Items from a dataset =>
======

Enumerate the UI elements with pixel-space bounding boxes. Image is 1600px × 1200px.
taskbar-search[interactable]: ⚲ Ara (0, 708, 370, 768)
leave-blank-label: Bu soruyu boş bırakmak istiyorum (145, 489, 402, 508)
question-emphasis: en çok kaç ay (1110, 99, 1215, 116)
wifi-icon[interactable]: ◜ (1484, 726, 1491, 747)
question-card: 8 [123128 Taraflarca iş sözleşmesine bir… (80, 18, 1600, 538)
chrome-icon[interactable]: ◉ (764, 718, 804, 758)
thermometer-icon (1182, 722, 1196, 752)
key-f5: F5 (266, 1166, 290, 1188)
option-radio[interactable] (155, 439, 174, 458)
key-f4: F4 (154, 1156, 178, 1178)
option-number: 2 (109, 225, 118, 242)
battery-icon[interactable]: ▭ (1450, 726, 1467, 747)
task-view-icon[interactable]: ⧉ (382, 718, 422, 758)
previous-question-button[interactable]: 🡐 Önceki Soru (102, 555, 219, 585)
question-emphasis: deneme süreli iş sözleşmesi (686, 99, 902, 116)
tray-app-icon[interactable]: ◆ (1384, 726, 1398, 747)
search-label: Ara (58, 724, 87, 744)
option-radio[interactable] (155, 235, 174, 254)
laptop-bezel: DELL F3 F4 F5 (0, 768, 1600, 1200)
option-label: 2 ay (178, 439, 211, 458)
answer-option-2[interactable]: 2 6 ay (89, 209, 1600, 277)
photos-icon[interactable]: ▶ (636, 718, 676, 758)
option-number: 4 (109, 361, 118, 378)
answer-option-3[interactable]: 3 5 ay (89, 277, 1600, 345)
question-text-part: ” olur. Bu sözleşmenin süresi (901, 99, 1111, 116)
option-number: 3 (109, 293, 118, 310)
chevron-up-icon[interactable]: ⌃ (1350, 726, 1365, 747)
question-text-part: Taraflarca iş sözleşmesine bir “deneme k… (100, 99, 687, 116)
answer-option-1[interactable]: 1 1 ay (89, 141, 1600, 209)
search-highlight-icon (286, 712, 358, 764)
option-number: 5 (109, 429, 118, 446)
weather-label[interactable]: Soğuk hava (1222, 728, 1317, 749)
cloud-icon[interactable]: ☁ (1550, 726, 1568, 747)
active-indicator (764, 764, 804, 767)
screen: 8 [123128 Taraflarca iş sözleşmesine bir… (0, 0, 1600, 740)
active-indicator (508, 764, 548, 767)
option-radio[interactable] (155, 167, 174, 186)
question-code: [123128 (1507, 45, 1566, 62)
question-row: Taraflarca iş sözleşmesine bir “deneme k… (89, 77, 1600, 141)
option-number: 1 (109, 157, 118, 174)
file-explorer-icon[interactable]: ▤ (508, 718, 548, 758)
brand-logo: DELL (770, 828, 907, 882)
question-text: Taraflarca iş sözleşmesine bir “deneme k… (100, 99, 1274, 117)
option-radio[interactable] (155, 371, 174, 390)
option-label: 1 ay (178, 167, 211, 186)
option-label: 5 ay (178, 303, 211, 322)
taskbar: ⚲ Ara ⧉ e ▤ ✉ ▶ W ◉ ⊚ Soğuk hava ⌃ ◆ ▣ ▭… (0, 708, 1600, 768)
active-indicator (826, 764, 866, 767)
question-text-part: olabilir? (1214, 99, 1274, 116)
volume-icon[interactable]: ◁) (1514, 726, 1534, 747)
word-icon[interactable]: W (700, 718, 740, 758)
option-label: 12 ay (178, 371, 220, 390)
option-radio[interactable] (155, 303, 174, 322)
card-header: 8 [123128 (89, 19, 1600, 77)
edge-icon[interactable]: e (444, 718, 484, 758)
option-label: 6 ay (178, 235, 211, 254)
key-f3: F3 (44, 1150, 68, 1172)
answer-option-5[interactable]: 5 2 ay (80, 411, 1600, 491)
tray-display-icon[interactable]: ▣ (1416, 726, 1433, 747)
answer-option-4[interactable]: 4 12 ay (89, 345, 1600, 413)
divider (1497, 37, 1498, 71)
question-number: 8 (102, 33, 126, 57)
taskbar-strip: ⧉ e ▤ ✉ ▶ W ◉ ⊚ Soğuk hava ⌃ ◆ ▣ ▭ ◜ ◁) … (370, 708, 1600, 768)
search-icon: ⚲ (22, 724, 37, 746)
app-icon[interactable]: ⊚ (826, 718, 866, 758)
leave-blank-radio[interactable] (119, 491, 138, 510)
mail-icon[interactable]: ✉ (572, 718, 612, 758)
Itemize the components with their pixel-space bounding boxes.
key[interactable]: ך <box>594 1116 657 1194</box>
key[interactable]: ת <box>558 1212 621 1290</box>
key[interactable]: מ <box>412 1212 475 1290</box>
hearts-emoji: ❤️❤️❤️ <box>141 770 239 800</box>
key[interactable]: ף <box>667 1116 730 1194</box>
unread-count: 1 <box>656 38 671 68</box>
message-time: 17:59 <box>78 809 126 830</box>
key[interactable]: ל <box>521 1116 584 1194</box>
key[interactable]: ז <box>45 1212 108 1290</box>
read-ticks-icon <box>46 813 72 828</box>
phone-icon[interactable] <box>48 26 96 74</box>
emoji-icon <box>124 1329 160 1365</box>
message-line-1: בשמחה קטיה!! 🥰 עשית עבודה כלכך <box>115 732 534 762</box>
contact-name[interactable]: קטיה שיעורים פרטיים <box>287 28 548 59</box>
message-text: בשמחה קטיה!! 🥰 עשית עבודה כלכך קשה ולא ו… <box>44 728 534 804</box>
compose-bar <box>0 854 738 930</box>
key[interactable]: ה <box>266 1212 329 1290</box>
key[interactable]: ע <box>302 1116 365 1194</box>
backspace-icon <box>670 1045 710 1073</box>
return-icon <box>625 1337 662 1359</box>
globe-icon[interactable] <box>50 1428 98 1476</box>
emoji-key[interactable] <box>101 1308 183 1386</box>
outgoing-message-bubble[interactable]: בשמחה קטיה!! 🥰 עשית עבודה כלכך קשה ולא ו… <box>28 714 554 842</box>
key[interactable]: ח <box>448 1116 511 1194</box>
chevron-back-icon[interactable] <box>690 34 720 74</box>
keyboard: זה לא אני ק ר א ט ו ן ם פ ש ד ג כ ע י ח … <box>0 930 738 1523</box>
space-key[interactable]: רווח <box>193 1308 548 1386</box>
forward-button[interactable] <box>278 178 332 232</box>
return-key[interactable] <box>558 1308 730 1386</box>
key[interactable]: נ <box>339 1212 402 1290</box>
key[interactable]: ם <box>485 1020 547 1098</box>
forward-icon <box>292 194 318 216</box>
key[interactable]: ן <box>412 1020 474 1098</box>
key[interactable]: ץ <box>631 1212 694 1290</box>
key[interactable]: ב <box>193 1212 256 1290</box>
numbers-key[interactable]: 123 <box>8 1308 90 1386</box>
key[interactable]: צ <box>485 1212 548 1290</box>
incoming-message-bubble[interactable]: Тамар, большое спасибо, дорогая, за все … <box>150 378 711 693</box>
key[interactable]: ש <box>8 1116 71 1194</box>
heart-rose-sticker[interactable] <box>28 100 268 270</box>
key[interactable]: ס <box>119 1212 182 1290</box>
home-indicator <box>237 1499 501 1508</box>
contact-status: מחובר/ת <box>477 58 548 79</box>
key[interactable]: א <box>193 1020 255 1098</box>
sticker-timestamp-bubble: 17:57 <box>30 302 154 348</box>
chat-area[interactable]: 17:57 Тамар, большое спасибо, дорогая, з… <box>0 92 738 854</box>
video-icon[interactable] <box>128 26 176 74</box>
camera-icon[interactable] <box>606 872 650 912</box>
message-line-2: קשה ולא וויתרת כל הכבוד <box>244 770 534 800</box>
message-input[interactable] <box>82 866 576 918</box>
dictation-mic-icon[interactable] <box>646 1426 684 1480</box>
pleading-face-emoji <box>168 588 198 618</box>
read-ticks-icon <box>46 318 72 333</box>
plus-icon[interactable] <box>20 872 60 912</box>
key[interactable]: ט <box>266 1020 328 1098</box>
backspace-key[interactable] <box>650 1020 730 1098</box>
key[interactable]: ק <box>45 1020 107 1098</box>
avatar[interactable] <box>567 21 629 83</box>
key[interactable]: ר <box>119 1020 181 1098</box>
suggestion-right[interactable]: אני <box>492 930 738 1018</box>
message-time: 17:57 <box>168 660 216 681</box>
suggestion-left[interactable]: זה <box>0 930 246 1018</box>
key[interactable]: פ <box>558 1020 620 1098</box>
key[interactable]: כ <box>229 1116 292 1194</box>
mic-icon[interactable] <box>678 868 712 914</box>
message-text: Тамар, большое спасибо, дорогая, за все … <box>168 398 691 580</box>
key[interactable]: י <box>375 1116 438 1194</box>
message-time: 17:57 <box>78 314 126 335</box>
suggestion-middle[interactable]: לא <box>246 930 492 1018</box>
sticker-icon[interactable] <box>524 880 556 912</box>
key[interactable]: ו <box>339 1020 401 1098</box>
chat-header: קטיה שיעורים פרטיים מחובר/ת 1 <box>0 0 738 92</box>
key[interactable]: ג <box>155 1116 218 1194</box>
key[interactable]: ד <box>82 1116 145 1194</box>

======

Copy every row from the start of the rows down to the line containing "wifi-icon[interactable]: ◜ (1484, 726, 1491, 747)", with both ends included.

Solution to this exercise =>
Enumerate the UI elements with pixel-space bounding boxes. Image is 1600px × 1200px.
taskbar-search[interactable]: ⚲ Ara (0, 708, 370, 768)
leave-blank-label: Bu soruyu boş bırakmak istiyorum (145, 489, 402, 508)
question-emphasis: en çok kaç ay (1110, 99, 1215, 116)
wifi-icon[interactable]: ◜ (1484, 726, 1491, 747)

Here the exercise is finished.